*** TESTO ESTRATTO
Davvero Renzi ha un piano per tagliare le tasse? Certo, lo spiega Padoan: «Stiamo valutando»

Di Redazione
22 Luglio 2015
Il ministro dell'Economia conferma l'intenzione di alleggerire la pressione fiscale da parte dell'esecutivo. Ma sulle coperture le ipotesi sono ancora vaghe

renzi-padoan-governo-ansa

Riuscirà Matteo Renzi nell’impresa “berlusconiana” di tagliare le tasse in Italia? Tre giorni dopo la solenne promessa tv del premier, e dopo le tante reazioni sdegnate della minoranza Pd (è dai vari Bersani, Fassina e Visco che sono arrivati i primi paragoni tra l’annuncio di Renzi a quelli ormai celebri del Cavaliere), il suo ministro dell’Economia conferma che l’intenzione di diminuire la pressione fiscale da parte di questo governo a maggioranza Pd esiste veramente. Almeno a parole.

UNA NON-QUESTIONE. In una intervista concessa al Foglio, Padoan spiega che ormai è evidente a tutti, a destra come a sinistra, il fatto che il fisco nel nostro paese ha raggiunto livelli intollerabili. «Che l’Italia abbia una pressione fiscale tra le più elevate in Europa è noto», dice il ministro al Foglio. «Economicamente è un non issue», ovvero una non questione. E pur essendo espressione della sinistra, anche questo governo ha capito che la nostra tassazione esorbitante rappresenti ormai «uno degli ostacoli principali agli investimenti e quindi a crescita e creazione di lavoro. Questo paese si merita meno tasse». Lo vedono tutti e chi lo dice non è da marchiare come “amico degli evasori”. Solo «una tradizione passata e un po’ inaridita della sinistra», spiega Padoan, può ancora inseguire l’ideologia del “tassare di più per spendere di più” e sostenere che «alleviare le tasse e contrastare l’evasione siano strategie in conflitto tra loro» quando «invece sono complementari».

«ABBIAMO TEMPO». Al di là del livello politico, comunque, il tema principale resta quello delle coperture. Con quali soldi il governo Renzi intende tagliare le tasse? La «rivoluzione fiscale» annunciata dal premier prevede, ricorda l’intervistatore Marco Valerio Lo Prete, «45 miliardi di euro di tasse in meno dal 2014 al 2018: dopo gli 80 euro, via la tassa sulla prima casa (Tasi), Imu agricola e imbullonati dal 2016; poi Ires e Irap; infine Irpef più leggera dal 2018». E visto che bisogna trovare 45 miliardi, non si scappa, le possibili strade sono tre: «Aumentare altre tasse, ridurre in misura più importante del previsto la spesa pubblica, o aumentare l’indebitamento». Quale strada imboccherà il governo? Le risposte di Padoan sono abbastanza evasive: «Da qui alla Legge di stabilità in autunno ci sarà il tempo per lavorare nel dettaglio sui numeri». «Stiamo valutando». Ma nella testa del ministro sembra prevalere la terza via.
******
*** VOCI DI DATI
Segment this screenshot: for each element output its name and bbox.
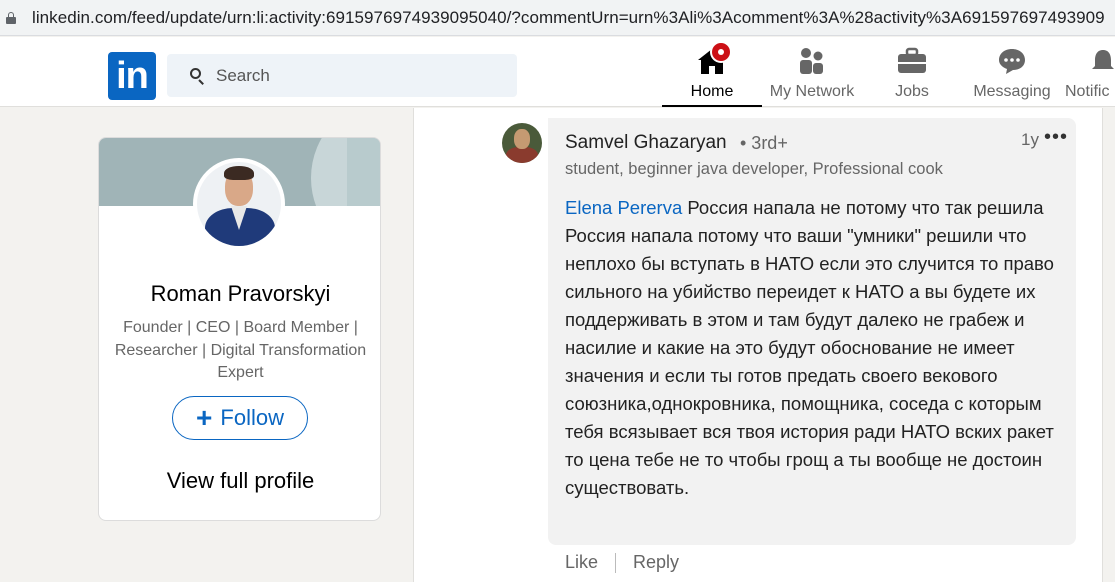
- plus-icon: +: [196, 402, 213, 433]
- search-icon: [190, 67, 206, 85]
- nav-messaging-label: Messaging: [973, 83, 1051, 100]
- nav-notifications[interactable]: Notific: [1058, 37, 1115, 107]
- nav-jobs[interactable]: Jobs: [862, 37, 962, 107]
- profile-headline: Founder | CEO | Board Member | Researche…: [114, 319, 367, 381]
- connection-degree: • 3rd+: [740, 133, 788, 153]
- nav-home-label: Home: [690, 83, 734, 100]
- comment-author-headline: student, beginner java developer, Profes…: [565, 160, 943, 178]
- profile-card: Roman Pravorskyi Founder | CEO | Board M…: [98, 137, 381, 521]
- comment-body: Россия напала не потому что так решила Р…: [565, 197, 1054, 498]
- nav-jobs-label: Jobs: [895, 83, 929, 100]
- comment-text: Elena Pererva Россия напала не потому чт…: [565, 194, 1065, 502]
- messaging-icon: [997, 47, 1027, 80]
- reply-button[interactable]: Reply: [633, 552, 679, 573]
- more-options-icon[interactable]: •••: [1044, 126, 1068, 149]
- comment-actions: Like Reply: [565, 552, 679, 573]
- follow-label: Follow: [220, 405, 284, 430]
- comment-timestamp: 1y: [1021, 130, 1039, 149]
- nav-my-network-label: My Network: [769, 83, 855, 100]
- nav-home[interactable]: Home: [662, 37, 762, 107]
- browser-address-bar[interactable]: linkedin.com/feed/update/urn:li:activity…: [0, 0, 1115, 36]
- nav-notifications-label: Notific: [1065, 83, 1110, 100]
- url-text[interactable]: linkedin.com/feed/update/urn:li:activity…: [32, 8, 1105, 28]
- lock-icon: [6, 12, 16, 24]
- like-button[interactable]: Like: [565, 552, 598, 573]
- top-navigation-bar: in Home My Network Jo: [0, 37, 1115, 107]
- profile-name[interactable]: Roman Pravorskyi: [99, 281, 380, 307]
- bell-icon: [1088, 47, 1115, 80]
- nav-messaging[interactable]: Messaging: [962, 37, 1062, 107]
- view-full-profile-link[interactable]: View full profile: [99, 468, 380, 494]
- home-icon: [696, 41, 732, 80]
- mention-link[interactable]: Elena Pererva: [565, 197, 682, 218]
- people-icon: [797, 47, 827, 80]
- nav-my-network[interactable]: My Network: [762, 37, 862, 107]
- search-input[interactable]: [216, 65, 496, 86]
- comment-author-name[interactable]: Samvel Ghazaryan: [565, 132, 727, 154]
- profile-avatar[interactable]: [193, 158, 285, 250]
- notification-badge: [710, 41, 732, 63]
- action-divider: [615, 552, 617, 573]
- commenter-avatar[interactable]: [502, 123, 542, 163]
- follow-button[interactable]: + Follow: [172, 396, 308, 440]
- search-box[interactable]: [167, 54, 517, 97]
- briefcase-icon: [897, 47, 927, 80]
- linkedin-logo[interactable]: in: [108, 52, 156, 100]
******
*** VOCI DI DATI
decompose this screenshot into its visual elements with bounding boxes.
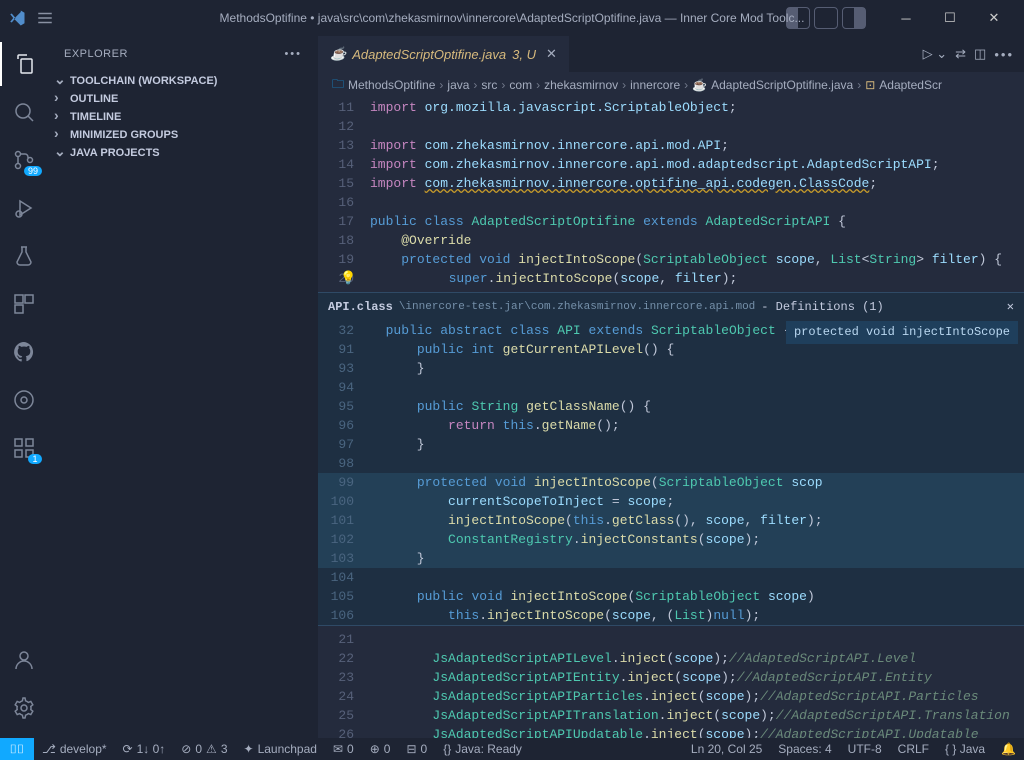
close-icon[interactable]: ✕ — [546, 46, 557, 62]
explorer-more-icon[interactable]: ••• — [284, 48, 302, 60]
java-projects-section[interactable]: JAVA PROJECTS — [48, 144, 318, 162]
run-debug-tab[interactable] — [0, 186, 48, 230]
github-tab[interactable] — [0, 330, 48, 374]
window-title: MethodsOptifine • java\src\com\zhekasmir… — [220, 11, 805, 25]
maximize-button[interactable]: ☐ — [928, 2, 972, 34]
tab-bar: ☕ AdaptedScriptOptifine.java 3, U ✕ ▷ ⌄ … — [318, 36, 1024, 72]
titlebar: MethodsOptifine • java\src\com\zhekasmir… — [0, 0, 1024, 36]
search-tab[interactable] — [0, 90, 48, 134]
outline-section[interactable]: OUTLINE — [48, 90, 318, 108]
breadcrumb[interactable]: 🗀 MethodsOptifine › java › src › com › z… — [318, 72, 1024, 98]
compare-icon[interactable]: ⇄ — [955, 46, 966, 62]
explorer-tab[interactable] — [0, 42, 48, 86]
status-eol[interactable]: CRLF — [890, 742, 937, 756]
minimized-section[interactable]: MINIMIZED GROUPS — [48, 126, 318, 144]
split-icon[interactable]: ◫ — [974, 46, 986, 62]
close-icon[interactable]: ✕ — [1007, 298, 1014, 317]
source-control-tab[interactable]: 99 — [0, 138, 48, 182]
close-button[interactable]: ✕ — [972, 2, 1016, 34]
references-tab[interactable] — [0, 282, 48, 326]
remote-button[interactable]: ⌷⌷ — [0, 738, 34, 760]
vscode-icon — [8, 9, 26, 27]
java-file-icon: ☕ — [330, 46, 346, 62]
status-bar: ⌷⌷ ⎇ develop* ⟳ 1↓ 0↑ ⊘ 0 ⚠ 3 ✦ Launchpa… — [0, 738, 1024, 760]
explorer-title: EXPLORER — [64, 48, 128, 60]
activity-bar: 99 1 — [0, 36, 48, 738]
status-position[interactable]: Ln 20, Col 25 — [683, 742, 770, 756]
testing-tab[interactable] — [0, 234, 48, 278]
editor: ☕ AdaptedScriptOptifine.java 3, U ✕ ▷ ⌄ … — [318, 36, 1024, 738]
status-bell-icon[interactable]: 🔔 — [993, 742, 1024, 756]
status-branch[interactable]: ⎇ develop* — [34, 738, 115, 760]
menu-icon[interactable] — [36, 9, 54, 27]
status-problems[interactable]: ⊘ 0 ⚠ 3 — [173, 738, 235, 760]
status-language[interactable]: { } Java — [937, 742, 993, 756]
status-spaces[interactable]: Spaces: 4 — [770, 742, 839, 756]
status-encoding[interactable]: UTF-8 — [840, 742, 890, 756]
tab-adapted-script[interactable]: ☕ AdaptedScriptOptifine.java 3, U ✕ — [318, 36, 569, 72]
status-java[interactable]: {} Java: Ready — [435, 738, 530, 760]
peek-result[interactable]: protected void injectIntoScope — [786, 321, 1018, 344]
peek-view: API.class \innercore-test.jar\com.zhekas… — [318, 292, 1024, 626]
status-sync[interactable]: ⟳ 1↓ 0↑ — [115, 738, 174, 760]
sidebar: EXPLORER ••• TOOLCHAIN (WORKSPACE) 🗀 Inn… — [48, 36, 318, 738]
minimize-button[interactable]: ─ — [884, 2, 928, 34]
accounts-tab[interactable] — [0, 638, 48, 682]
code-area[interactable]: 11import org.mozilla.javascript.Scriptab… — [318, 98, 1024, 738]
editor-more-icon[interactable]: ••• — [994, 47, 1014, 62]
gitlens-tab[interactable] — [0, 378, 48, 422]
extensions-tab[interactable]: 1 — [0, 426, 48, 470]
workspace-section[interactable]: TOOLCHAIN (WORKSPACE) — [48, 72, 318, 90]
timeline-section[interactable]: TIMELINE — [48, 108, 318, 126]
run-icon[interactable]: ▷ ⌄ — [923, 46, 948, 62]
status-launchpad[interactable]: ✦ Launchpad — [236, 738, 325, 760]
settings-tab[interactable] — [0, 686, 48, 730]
******
*** VOCI DI DATI
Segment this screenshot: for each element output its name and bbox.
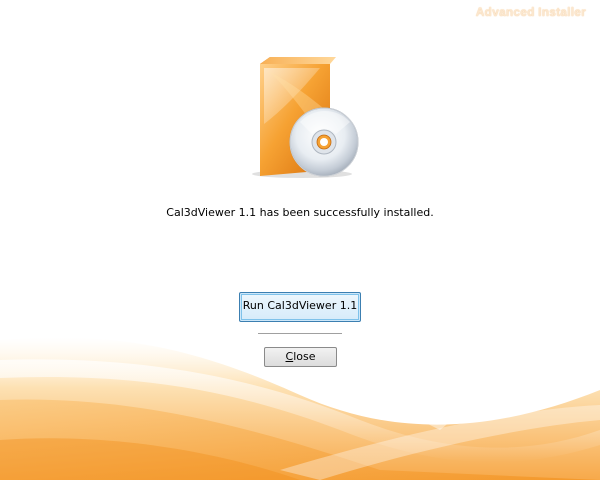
******
(COSA FARE) Continua l'articolo riportato sopra sul piano di Renzi per tagliare le tasse, ripartendo subito dopo la sua ultima frase.

(ESITO DEL COMPITO)
TAGLIARE IN DEFICIT. «È indubbio che cancellando la Tasi occorre pensare anche a come garantire le risorse per i comuni», spiega Padoan. Ed è indubbio anche che occorre dimagrire la spesa pubblica, visto che bisogna «anche dinnescare le clausole di salvaguardia (e cioè l’aumento automatico dell’Iva in caso di mancato raggiungimento dell’obiettivo di spending review, ndr)». Tuttavia è sull’ipotesi di “tagliare le tasse in deficit” che il responsabile delle Finanze si sofferma di più con il Foglio. «Esiste, dallo scorso gennaio, una clausola europea sulla flessibilità consentita sui conti pubblici nei paesi che fanno riforme», ricorda. «L’Italia ne ha già chiesto l’attivazione, e non a caso l’ha ottenuta», grazie alle riforme già approvate. Questo non vuol dire, però, che si possa coprire il taglio delle tasse con più debito: «I tagli delle tasse – precisa il ministro – devono essere credibili, finanziati in tutto o in parte con tagli di spesa. Le riforme consentono di beneficiare della flessibilità». I vincoli relativi al rapporto deficit/Pil rimangono dunque, ma «da 12 mesi a questa parte è completamente cambiato il modo in cui Bruxelles guarda al nostro paese. Siamo diventati un esempio, è passato il momento in cui si discuteva del decimale di aggiustamento in più o in meno».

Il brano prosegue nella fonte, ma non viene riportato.